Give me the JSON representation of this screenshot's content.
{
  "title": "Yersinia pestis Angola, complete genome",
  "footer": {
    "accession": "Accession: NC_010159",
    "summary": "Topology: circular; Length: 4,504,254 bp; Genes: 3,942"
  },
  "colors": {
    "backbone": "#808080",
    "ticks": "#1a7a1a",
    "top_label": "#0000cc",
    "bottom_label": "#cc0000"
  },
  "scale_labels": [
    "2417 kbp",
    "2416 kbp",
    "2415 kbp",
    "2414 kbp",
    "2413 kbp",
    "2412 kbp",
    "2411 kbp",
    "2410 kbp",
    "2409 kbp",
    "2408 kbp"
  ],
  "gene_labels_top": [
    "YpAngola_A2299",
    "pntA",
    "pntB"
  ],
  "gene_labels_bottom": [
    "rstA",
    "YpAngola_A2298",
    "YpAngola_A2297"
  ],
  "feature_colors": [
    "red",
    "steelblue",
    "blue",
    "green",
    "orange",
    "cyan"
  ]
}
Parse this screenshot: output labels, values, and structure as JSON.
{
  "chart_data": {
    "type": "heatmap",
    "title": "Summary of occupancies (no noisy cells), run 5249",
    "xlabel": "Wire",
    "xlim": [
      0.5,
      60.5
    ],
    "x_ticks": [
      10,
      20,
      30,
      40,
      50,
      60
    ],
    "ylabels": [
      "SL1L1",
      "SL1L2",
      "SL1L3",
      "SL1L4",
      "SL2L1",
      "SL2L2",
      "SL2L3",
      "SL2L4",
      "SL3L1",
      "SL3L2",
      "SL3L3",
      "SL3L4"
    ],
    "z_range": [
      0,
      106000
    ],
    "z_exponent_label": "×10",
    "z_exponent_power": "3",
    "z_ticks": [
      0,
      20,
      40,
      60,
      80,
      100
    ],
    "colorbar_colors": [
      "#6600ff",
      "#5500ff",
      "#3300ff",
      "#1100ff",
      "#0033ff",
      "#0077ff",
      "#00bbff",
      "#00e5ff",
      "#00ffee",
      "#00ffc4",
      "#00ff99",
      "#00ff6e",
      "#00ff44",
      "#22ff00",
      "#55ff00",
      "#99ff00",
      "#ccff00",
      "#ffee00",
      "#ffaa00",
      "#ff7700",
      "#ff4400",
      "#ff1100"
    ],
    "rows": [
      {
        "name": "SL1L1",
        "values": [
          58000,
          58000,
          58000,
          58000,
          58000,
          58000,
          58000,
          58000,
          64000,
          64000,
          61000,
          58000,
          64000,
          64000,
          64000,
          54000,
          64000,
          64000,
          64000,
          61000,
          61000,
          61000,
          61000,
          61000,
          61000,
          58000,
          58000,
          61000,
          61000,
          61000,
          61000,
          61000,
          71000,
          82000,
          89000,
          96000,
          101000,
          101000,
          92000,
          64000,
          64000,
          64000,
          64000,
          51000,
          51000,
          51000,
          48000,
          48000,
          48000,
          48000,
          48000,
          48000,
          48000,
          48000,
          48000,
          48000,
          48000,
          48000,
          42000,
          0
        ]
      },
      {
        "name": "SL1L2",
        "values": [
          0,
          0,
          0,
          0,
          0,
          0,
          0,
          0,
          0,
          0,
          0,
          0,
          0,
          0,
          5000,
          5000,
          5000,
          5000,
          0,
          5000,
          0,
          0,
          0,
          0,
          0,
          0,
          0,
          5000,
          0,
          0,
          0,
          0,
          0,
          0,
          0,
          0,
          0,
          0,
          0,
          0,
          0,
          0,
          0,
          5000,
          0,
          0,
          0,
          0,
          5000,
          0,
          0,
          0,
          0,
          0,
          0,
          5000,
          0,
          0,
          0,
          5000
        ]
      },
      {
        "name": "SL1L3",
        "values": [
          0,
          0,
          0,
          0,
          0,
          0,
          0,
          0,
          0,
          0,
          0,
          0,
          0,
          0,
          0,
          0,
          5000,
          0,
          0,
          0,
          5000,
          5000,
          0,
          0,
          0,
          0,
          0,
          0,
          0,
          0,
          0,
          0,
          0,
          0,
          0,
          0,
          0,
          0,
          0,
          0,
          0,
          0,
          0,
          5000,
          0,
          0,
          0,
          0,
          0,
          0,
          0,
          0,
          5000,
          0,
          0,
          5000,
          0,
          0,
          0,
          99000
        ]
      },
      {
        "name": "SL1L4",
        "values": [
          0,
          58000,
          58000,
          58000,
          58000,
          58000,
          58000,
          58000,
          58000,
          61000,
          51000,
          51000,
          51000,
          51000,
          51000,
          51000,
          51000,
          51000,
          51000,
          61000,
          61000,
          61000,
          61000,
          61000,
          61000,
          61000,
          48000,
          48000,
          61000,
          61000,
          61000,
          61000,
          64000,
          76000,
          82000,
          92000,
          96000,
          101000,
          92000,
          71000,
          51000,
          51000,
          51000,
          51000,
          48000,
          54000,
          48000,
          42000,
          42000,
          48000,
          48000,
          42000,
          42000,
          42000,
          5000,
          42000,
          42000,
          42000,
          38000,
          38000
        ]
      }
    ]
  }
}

— Work request —
Reproduce every entry above. Make each line identical to the original.

— Result below —
Give me the JSON representation of this screenshot's content.
{
  "title": "Yersinia pestis Angola, complete genome",
  "footer": {
    "accession": "Accession: NC_010159",
    "summary": "Topology: circular; Length: 4,504,254 bp; Genes: 3,942"
  },
  "colors": {
    "backbone": "#808080",
    "ticks": "#1a7a1a",
    "top_label": "#0000cc",
    "bottom_label": "#cc0000"
  },
  "scale_labels": [
    "2417 kbp",
    "2416 kbp",
    "2415 kbp",
    "2414 kbp",
    "2413 kbp",
    "2412 kbp",
    "2411 kbp",
    "2410 kbp",
    "2409 kbp",
    "2408 kbp"
  ],
  "gene_labels_top": [
    "YpAngola_A2299",
    "pntA",
    "pntB"
  ],
  "gene_labels_bottom": [
    "rstA",
    "YpAngola_A2298",
    "YpAngola_A2297"
  ],
  "feature_colors": [
    "red",
    "steelblue",
    "blue",
    "green",
    "orange",
    "cyan"
  ]
}
Parse this screenshot: output labels, values, and structure as JSON.
{
  "chart_data": {
    "type": "heatmap",
    "title": "Summary of occupancies (no noisy cells), run 5249",
    "xlabel": "Wire",
    "xlim": [
      0.5,
      60.5
    ],
    "x_ticks": [
      10,
      20,
      30,
      40,
      50,
      60
    ],
    "ylabels": [
      "SL1L1",
      "SL1L2",
      "SL1L3",
      "SL1L4",
      "SL2L1",
      "SL2L2",
      "SL2L3",
      "SL2L4",
      "SL3L1",
      "SL3L2",
      "SL3L3",
      "SL3L4"
    ],
    "z_range": [
      0,
      106000
    ],
    "z_exponent_label": "×10",
    "z_exponent_power": "3",
    "z_ticks": [
      0,
      20,
      40,
      60,
      80,
      100
    ],
    "colorbar_colors": [
      "#6600ff",
      "#5500ff",
      "#3300ff",
      "#1100ff",
      "#0033ff",
      "#0077ff",
      "#00bbff",
      "#00e5ff",
      "#00ffee",
      "#00ffc4",
      "#00ff99",
      "#00ff6e",
      "#00ff44",
      "#22ff00",
      "#55ff00",
      "#99ff00",
      "#ccff00",
      "#ffee00",
      "#ffaa00",
      "#ff7700",
      "#ff4400",
      "#ff1100"
    ],
    "rows": [
      {
        "name": "SL1L1",
        "values": [
          58000,
          58000,
          58000,
          58000,
          58000,
          58000,
          58000,
          58000,
          64000,
          64000,
          61000,
          58000,
          64000,
          64000,
          64000,
          54000,
          64000,
          64000,
          64000,
          61000,
          61000,
          61000,
          61000,
          61000,
          61000,
          58000,
          58000,
          61000,
          61000,
          61000,
          61000,
          61000,
          71000,
          82000,
          89000,
          96000,
          101000,
          101000,
          92000,
          64000,
          64000,
          64000,
          64000,
          51000,
          51000,
          51000,
          48000,
          48000,
          48000,
          48000,
          48000,
          48000,
          48000,
          48000,
          48000,
          48000,
          48000,
          48000,
          42000,
          0
        ]
      },
      {
        "name": "SL1L2",
        "values": [
          0,
          0,
          0,
          0,
          0,
          0,
          0,
          0,
          0,
          0,
          0,
          0,
          0,
          0,
          5000,
          5000,
          5000,
          5000,
          0,
          5000,
          0,
          0,
          0,
          0,
          0,
          0,
          0,
          5000,
          0,
          0,
          0,
          0,
          0,
          0,
          0,
          0,
          0,
          0,
          0,
          0,
          0,
          0,
          0,
          5000,
          0,
          0,
          0,
          0,
          5000,
          0,
          0,
          0,
          0,
          0,
          0,
          5000,
          0,
          0,
          0,
          5000
        ]
      },
      {
        "name": "SL1L3",
        "values": [
          0,
          0,
          0,
          0,
          0,
          0,
          0,
          0,
          0,
          0,
          0,
          0,
          0,
          0,
          0,
          0,
          5000,
          0,
          0,
          0,
          5000,
          5000,
          0,
          0,
          0,
          0,
          0,
          0,
          0,
          0,
          0,
          0,
          0,
          0,
          0,
          0,
          0,
          0,
          0,
          0,
          0,
          0,
          0,
          5000,
          0,
          0,
          0,
          0,
          0,
          0,
          0,
          0,
          5000,
          0,
          0,
          5000,
          0,
          0,
          0,
          99000
        ]
      },
      {
        "name": "SL1L4",
        "values": [
          0,
          58000,
          58000,
          58000,
          58000,
          58000,
          58000,
          58000,
          58000,
          61000,
          51000,
          51000,
          51000,
          51000,
          51000,
          51000,
          51000,
          51000,
          51000,
          61000,
          61000,
          61000,
          61000,
          61000,
          61000,
          61000,
          48000,
          48000,
          61000,
          61000,
          61000,
          61000,
          64000,
          76000,
          82000,
          92000,
          96000,
          101000,
          92000,
          71000,
          51000,
          51000,
          51000,
          51000,
          48000,
          54000,
          48000,
          42000,
          42000,
          48000,
          48000,
          42000,
          42000,
          42000,
          5000,
          42000,
          42000,
          42000,
          38000,
          38000
        ]
      }
    ]
  }
}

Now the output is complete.